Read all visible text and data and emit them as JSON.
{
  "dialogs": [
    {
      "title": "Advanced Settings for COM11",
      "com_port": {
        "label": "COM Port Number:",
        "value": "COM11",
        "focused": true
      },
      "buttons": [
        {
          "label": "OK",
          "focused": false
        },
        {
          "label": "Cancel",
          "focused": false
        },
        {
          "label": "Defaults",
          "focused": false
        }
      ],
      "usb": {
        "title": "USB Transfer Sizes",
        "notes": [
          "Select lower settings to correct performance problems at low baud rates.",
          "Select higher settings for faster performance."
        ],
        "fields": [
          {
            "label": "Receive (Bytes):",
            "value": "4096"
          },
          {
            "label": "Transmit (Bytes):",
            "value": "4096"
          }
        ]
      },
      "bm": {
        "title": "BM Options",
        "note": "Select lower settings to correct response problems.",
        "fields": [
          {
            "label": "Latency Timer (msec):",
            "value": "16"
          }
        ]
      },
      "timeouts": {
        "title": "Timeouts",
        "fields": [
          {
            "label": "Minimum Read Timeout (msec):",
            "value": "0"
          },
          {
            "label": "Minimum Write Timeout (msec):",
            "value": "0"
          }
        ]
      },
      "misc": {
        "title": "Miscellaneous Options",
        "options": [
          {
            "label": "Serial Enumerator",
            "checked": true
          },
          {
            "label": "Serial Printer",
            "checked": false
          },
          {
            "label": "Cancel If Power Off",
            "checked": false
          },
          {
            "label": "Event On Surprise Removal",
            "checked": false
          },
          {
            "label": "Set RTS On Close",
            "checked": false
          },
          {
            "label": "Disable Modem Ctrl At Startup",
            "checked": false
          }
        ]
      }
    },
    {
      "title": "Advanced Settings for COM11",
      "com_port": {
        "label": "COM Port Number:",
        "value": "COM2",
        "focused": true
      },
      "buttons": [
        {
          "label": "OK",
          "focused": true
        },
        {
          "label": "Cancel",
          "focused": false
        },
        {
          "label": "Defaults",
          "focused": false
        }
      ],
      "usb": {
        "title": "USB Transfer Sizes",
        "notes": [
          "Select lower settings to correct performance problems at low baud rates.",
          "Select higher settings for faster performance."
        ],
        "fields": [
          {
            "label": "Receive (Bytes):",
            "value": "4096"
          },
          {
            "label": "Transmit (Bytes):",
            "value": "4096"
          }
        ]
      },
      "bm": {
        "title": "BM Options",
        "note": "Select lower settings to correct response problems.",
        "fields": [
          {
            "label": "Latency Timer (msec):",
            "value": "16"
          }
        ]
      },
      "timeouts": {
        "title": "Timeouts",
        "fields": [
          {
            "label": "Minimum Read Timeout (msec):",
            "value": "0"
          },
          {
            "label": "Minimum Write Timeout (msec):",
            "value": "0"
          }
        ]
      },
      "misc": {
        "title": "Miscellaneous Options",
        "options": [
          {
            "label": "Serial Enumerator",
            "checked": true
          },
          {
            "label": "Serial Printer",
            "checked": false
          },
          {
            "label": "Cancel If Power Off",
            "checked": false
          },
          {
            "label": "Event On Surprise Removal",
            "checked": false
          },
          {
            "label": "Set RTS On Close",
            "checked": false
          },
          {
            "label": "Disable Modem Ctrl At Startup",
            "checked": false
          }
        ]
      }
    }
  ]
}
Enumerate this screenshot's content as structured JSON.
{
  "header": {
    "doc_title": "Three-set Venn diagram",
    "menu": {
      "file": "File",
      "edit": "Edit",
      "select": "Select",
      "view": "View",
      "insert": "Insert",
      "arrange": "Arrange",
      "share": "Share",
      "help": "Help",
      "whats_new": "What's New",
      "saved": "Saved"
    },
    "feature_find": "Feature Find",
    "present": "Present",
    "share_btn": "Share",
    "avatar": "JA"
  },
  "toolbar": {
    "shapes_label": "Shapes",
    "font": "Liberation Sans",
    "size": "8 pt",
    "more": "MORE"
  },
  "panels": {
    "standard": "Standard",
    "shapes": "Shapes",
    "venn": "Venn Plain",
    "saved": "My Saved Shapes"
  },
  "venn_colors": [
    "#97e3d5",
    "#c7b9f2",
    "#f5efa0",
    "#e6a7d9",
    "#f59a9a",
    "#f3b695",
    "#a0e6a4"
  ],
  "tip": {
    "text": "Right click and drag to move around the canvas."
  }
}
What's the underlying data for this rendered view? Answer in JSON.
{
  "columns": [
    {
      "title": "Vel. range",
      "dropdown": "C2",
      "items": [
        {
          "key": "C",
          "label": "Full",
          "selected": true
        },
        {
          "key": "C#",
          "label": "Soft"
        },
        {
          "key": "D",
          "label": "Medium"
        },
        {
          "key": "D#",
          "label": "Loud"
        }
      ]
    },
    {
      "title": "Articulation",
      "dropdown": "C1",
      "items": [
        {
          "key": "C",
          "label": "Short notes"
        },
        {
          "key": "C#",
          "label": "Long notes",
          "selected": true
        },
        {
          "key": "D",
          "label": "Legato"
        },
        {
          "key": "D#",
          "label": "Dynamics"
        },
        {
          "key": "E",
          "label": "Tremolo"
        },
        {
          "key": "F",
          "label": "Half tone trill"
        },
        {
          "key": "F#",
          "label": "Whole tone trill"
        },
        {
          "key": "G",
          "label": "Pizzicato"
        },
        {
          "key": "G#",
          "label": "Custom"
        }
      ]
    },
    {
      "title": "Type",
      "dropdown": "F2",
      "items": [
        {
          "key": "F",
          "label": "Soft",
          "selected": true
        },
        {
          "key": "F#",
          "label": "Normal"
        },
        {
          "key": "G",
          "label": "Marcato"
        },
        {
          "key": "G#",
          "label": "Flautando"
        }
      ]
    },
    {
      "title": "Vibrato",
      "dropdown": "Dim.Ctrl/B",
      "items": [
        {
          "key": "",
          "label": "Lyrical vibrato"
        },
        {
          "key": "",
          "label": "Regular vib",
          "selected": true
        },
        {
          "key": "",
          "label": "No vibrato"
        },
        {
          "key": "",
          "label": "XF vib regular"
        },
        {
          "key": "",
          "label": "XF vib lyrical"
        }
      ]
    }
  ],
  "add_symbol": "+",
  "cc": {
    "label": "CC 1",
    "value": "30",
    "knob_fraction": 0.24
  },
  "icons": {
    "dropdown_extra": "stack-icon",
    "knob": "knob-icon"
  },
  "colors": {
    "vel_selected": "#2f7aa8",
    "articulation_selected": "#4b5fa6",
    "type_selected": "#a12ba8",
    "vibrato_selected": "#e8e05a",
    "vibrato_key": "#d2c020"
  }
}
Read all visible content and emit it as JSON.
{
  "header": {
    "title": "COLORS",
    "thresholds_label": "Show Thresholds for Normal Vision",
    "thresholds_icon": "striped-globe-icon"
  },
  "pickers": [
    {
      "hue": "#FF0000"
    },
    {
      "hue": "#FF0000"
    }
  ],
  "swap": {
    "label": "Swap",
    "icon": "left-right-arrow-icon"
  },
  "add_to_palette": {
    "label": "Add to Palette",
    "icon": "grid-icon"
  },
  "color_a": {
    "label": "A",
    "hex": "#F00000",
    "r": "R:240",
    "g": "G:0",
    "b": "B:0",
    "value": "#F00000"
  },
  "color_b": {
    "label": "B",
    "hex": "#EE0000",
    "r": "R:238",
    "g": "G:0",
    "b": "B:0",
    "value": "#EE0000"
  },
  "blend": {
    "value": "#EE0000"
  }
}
————————
Return every line above that contains the word "data".

[WRITTEN RESPONSE]
Read all visible text and data and emit them as JSON.
What's the underlying data for this rendered view? Answer in JSON.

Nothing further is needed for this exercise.